(Data entries for graphics)
━━━━━━━━━━

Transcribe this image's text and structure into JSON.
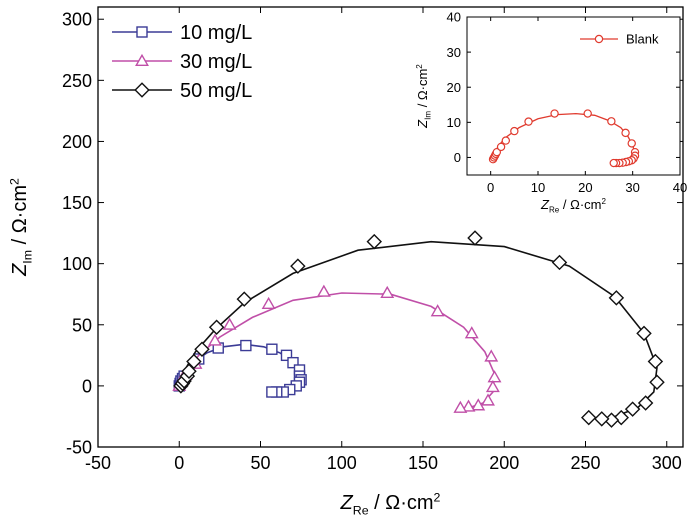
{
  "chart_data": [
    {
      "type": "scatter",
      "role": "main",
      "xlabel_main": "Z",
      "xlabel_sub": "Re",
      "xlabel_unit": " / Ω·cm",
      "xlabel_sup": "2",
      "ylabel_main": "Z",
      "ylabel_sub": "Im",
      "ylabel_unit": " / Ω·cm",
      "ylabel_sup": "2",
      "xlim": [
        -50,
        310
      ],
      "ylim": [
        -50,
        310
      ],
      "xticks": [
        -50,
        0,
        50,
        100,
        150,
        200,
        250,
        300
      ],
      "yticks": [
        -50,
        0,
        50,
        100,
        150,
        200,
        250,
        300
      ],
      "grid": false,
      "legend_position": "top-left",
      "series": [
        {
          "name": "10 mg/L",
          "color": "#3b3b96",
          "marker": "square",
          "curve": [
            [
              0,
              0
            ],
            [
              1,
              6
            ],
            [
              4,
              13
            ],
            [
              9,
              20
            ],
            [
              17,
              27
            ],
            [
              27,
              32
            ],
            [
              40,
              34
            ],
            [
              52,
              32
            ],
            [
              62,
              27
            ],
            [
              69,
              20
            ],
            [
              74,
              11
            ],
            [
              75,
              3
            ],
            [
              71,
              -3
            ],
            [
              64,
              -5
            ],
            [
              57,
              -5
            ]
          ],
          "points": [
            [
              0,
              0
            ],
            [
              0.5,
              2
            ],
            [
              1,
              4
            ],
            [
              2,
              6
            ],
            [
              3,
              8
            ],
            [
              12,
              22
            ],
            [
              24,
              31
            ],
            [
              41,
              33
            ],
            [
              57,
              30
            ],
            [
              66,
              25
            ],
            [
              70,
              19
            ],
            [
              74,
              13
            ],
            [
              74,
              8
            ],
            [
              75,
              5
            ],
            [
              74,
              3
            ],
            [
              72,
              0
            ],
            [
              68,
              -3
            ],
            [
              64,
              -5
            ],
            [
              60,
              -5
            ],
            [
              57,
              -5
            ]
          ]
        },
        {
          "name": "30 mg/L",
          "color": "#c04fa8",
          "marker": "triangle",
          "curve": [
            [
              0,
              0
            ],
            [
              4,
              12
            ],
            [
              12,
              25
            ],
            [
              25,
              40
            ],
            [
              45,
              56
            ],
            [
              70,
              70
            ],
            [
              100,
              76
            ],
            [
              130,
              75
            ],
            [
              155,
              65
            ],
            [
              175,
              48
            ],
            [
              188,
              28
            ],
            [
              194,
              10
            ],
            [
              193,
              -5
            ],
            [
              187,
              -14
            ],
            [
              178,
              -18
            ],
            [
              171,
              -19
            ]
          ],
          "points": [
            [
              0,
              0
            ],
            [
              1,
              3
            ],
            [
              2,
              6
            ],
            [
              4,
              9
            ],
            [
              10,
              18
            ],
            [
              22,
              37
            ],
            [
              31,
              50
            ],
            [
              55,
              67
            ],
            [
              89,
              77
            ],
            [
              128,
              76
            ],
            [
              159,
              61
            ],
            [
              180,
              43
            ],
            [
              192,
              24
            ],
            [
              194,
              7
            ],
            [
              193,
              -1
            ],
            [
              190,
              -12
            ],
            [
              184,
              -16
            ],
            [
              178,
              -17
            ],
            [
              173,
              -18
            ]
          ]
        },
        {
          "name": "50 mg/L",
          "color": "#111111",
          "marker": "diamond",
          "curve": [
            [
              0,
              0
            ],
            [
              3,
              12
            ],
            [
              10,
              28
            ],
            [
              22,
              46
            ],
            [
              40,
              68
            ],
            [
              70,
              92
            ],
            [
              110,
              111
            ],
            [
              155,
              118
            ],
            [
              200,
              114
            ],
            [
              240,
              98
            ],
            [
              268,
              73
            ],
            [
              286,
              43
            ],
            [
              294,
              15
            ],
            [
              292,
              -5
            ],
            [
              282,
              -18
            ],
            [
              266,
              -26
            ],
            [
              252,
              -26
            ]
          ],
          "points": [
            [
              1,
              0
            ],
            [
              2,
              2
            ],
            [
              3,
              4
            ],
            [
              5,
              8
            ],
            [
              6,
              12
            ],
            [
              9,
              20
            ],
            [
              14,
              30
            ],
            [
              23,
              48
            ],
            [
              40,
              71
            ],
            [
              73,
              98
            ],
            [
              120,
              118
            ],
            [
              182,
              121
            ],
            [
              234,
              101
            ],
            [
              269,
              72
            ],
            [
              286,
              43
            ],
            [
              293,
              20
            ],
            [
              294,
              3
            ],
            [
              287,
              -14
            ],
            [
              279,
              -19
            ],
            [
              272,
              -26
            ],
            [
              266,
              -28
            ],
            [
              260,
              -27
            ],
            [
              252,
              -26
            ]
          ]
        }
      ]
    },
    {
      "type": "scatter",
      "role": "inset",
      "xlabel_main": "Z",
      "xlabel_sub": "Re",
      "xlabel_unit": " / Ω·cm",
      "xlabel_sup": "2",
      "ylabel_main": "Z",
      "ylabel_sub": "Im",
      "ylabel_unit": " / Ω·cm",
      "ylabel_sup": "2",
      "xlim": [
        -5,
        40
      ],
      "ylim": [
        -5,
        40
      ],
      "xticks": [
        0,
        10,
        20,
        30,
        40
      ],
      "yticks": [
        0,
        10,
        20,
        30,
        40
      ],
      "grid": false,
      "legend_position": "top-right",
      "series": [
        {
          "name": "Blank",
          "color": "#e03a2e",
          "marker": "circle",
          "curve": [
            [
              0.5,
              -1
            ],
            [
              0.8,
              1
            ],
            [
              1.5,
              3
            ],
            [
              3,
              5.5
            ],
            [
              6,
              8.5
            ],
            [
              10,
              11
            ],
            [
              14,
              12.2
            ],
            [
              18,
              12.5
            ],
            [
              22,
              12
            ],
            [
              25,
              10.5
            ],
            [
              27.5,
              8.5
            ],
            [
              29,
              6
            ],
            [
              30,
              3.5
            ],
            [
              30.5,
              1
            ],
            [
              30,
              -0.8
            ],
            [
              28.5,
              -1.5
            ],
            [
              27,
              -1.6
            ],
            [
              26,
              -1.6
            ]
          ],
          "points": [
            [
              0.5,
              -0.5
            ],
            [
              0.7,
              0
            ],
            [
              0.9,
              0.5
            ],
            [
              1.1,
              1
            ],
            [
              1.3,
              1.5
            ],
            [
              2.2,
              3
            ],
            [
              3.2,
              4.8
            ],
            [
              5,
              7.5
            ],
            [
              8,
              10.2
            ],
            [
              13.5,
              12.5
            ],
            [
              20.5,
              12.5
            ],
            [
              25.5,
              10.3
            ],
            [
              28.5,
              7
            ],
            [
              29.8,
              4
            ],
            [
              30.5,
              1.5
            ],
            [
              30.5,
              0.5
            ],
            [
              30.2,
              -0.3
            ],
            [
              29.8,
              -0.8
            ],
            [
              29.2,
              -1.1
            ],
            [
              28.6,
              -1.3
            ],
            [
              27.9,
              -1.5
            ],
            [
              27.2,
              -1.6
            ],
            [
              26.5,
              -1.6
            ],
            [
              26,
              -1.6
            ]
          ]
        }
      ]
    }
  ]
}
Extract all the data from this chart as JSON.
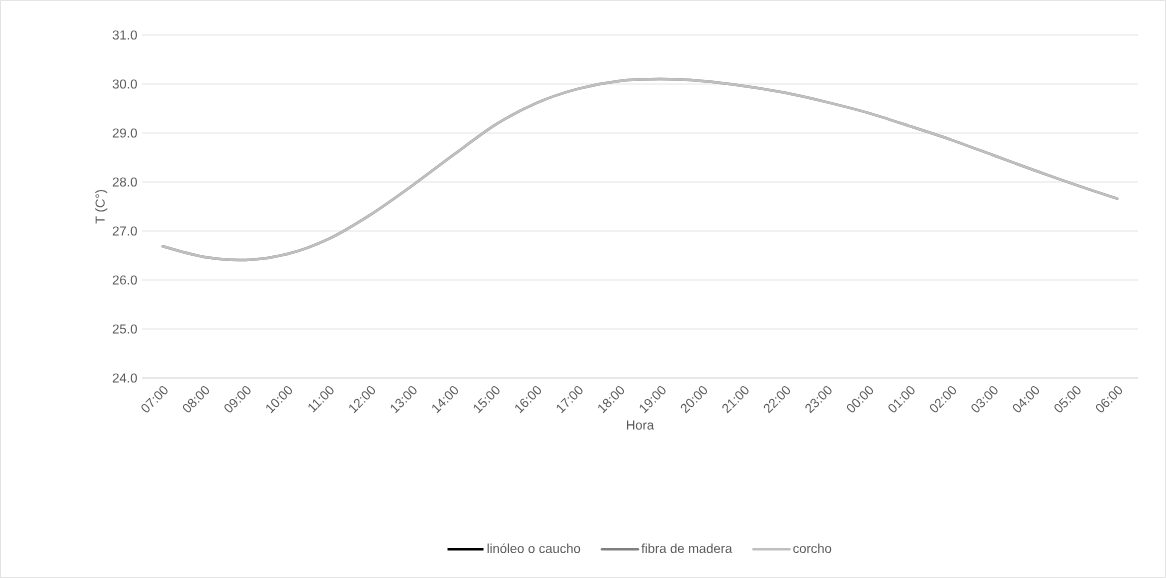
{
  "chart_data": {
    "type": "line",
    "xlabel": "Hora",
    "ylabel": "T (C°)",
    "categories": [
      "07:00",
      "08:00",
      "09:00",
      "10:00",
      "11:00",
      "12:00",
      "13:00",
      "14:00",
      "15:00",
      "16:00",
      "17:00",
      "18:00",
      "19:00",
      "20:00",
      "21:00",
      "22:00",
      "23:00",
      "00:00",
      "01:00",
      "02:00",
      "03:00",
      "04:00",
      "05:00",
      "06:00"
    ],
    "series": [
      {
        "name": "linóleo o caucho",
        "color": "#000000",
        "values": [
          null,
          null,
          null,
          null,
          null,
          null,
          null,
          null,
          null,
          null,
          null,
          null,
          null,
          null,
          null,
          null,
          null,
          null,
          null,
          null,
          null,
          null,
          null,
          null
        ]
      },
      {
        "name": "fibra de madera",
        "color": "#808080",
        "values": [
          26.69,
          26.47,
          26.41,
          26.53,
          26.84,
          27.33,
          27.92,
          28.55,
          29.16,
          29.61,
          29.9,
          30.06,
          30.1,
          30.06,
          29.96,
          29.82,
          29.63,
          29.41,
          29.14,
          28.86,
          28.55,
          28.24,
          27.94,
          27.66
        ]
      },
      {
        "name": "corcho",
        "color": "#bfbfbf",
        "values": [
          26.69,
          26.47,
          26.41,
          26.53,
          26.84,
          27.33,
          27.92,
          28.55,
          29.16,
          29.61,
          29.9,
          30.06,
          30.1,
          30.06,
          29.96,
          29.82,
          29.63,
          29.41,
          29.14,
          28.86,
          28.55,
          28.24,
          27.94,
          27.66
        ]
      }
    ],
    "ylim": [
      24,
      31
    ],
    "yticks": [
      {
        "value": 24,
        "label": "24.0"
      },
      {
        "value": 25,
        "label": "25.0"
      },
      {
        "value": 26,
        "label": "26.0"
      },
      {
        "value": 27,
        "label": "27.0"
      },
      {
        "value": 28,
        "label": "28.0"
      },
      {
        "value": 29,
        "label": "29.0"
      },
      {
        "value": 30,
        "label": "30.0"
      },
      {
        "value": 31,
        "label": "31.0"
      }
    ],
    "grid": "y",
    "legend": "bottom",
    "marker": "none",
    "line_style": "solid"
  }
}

━━━━━━━━━━

• **Request**:
In the records above, locate every line with the string "color" and copy it.

• **Solution for this exercise**:
          "color": "#3b3b96",
          "color": "#c04fa8",
          "color": "#111111",
          "color": "#e03a2e",
        "color": "#000000",
        "color": "#808080",
        "color": "#bfbfbf",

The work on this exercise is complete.